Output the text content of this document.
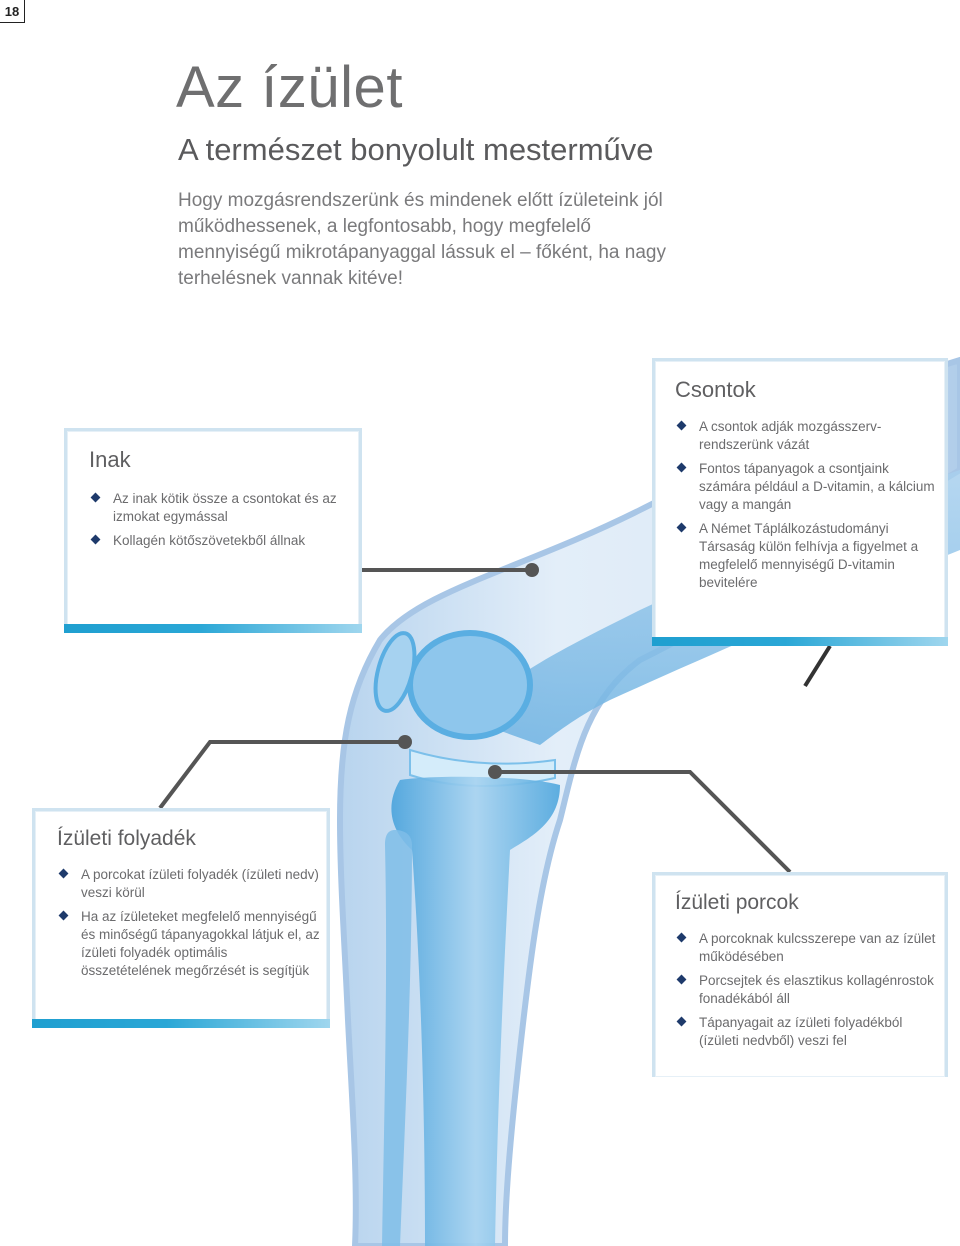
18
Az ízület
A természet bonyolult mesterműve

Hogy mozgásrendszerünk és mindenek előtt ízületeink jól működhessenek, a legfontosabb, hogy megfelelő mennyiségű mikrotápanyaggal lássuk el – főként, ha nagy terhelésnek vannak kitéve!

Inak
Az inak kötik össze a csontokat és az izmokat egymással
Kollagén kötőszövetekből állnak
Csontok
A csontok adják mozgásszerv-rendszerünk vázát
Fontos tápanyagok a csontjaink számára például a D-vitamin, a kálcium vagy a mangán
A Német Táplálkozástudományi Társaság külön felhívja a figyelmet a megfelelő mennyiségű D-vitamin bevitelére
Ízületi folyadék
A porcokat ízületi folyadék (ízületi nedv) veszi körül
Ha az ízületeket megfelelő mennyiségű és minőségű tápanyagokkal látjuk el, az ízületi folyadék optimális összetételének megőrzését is segítjük
Ízületi porcok
A porcoknak kulcsszerepe van az ízület működésében
Porcsejtek és elasztikus kollagénrostok fonadékából áll
Tápanyagait az ízületi folyadékból (ízületi nedvből) veszi fel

****

All lines above containing the string "megfelelő" are to be collected.

* **Written reply**:
Hogy mozgásrendszerünk és mindenek előtt ízületeink jól működhessenek, a legfontosabb, hogy megfelelő mennyiségű mikrotápanyaggal lássuk el – főként, ha nagy terhelésnek vannak kitéve!
A Német Táplálkozástudományi Társaság külön felhívja a figyelmet a megfelelő mennyiségű D-vitamin bevitelére
Ha az ízületeket megfelelő mennyiségű és minőségű tápanyagokkal látjuk el, az ízületi folyadék optimális összetételének megőrzését is segítjük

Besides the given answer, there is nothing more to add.